(EXERCISE BRIEF) Look through the listing and locate every line containing the word "identifier"; copy those lines.

(MATERIAL SUPPLIED)
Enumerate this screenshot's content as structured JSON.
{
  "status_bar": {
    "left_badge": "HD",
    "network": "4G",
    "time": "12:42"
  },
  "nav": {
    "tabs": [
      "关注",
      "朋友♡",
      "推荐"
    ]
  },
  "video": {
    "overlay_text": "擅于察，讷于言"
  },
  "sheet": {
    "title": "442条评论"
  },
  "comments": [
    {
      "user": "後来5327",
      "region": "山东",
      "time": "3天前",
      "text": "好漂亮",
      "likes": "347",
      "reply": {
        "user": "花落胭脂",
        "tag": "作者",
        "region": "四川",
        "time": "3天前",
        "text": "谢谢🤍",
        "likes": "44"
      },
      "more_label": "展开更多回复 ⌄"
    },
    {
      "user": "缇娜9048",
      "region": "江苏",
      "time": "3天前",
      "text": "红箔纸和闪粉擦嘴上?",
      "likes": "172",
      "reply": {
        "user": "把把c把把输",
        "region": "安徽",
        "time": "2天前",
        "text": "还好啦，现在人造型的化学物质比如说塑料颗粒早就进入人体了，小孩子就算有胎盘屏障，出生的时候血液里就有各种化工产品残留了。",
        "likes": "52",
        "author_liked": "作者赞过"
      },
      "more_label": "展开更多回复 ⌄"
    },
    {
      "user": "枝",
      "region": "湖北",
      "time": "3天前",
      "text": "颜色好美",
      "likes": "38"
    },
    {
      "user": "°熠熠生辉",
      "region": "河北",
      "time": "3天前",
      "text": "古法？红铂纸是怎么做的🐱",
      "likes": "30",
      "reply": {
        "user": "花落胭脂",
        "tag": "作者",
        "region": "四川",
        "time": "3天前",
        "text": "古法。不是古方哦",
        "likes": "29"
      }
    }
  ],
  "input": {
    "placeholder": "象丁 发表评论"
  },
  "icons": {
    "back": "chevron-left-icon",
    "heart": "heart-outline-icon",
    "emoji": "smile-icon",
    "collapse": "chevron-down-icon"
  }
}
---
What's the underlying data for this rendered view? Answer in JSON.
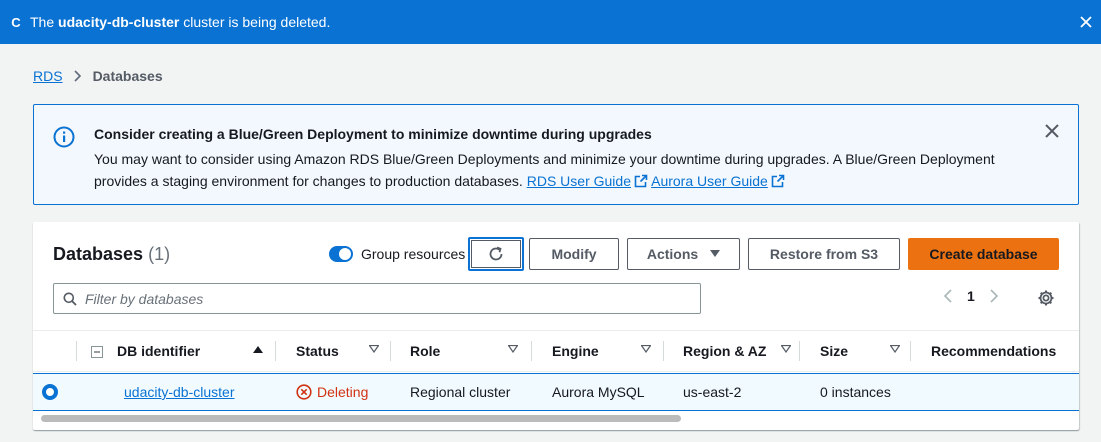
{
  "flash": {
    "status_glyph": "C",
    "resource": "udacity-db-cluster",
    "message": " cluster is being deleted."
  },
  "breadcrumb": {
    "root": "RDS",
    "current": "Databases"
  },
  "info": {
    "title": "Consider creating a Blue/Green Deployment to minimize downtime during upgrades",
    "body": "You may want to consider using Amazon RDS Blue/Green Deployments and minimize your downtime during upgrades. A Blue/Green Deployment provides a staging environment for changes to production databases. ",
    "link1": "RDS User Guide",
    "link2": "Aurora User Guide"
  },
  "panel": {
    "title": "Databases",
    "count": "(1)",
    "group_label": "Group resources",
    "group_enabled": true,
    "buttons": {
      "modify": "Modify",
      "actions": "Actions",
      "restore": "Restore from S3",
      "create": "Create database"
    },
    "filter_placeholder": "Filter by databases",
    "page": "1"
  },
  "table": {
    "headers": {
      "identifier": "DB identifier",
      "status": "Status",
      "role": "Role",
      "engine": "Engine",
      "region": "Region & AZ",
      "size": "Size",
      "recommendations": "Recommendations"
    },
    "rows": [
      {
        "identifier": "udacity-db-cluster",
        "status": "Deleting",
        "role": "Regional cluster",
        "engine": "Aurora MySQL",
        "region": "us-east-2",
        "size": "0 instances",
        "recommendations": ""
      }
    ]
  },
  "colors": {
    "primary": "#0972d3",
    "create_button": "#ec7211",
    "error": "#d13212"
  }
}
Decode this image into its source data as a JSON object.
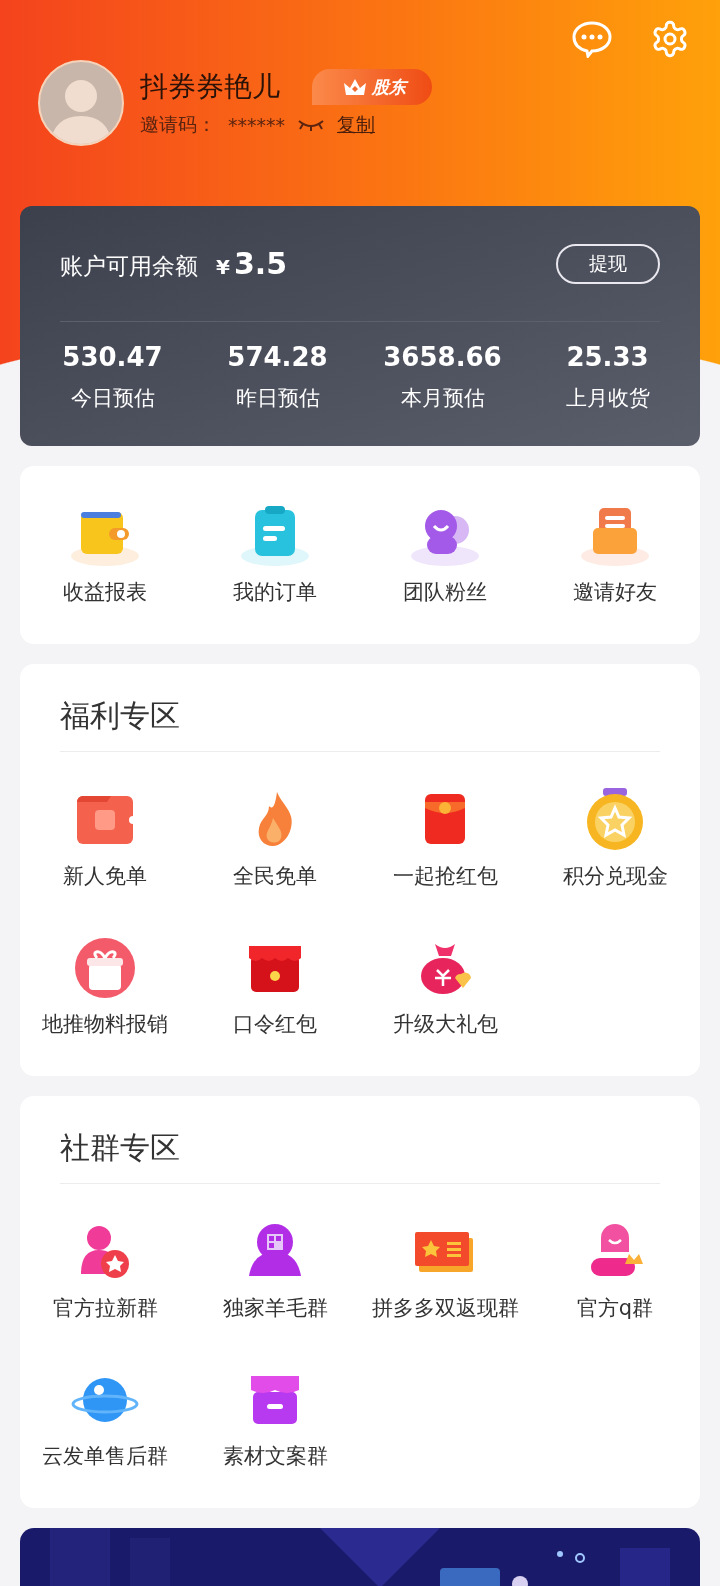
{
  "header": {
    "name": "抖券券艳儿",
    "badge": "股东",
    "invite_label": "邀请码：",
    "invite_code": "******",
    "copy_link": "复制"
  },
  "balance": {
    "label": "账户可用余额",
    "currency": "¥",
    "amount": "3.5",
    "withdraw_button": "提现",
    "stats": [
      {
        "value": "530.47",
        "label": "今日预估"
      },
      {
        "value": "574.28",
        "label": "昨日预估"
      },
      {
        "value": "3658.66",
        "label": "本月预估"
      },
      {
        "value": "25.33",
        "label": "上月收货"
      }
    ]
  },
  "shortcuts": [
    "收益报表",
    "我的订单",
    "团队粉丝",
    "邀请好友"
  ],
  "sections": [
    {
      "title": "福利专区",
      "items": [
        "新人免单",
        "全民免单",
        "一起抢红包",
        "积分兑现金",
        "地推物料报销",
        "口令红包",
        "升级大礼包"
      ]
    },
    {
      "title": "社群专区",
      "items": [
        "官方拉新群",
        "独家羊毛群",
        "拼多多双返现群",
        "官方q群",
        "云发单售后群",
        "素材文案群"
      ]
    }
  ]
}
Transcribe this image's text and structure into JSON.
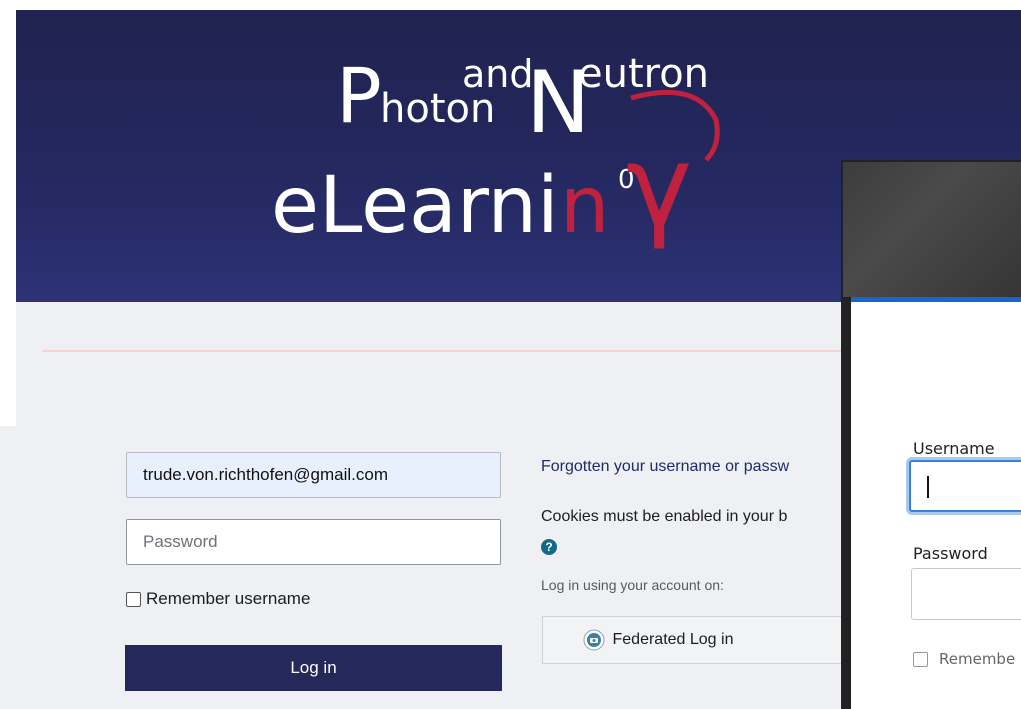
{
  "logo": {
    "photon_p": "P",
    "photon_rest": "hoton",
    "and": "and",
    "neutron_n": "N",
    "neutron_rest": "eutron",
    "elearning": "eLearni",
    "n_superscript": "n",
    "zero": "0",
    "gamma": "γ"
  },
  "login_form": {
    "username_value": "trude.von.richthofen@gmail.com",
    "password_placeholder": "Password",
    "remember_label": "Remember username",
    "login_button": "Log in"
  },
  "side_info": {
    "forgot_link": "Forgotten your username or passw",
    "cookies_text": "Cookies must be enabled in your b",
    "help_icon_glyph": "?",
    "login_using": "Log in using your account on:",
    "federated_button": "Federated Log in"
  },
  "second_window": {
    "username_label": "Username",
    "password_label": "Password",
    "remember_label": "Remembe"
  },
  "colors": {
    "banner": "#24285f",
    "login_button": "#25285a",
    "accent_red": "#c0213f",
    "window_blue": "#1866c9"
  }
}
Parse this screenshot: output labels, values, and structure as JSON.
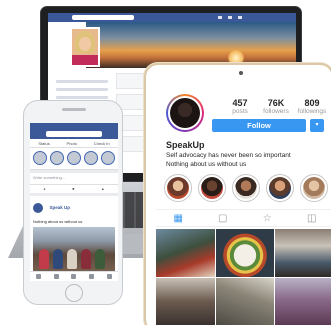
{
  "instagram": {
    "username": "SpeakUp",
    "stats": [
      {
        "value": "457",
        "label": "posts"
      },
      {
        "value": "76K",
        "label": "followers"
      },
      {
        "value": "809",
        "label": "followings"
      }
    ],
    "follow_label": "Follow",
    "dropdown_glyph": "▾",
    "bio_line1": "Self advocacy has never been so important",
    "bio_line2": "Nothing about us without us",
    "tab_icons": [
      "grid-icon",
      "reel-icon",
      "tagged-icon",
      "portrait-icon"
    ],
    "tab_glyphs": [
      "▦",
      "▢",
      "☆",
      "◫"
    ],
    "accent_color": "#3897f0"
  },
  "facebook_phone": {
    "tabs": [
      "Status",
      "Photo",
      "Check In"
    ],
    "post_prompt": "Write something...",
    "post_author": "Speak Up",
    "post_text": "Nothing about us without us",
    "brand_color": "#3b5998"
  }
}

(RESPONSE TO THE EXERCISE)
      "identifier": "DB identifier",
        "identifier": "udacity-db-cluster",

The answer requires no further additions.